[Instruction]
Copy each line that holds "from".

[Information shown]
* START *
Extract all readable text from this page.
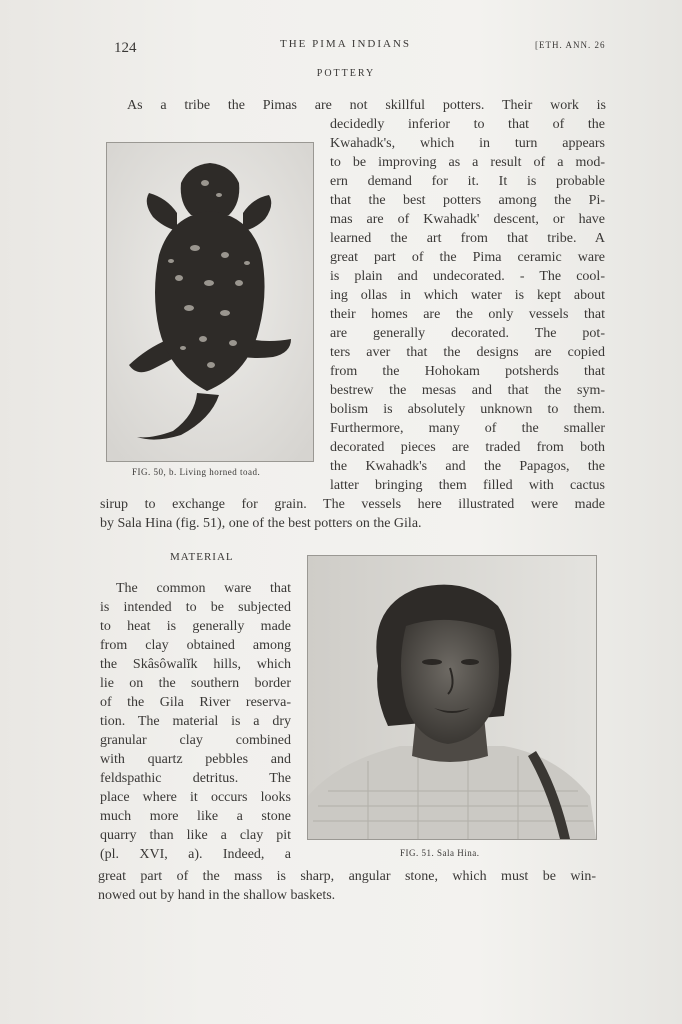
124	THE PIMA INDIANS	[ETH. ANN. 26
POTTERY
As a tribe the Pimas are not skillful potters. Their work is
decidedly inferior to that of the
Kwahadk's, which in turn appears
to be improving as a result of a mod-
ern demand for it. It is probable
that the best potters among the Pi-
mas are of Kwahadk' descent, or have
learned the art from that tribe. A
great part of the Pima ceramic ware
is plain and undecorated. - The cool-
ing ollas in which water is kept about
their homes are the only vessels that
are generally decorated. The pot-
ters aver that the designs are copied
from the Hohokam potsherds that
bestrew the mesas and that the sym-
bolism is absolutely unknown to them.
Furthermore, many of the smaller
decorated pieces are traded from both
the Kwahadk's and the Papagos, the
latter bringing them filled with cactus
sirup to exchange for grain. The vessels here illustrated were made
by Sala Hina (fig. 51), one of the best potters on the Gila.
FIG. 50, b. Living horned toad.
MATERIAL
The common ware that
is intended to be subjected
to heat is generally made
from clay obtained among
the Skâsôwalĭk hills, which
lie on the southern border
of the Gila River reserva-
tion. The material is a dry
granular clay combined
with quartz pebbles and
feldspathic detritus. The
place where it occurs looks
much more like a stone
quarry than like a clay pit
(pl. XVI, a). Indeed, a
great part of the mass is sharp, angular stone, which must be win-
nowed out by hand in the shallow baskets.
FIG. 51. Sala Hina.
* END *
[In response]
Extract all readable text from this page.
learned the art from that tribe. A
from the Hohokam potsherds that
decorated pieces are traded from both
from clay obtained among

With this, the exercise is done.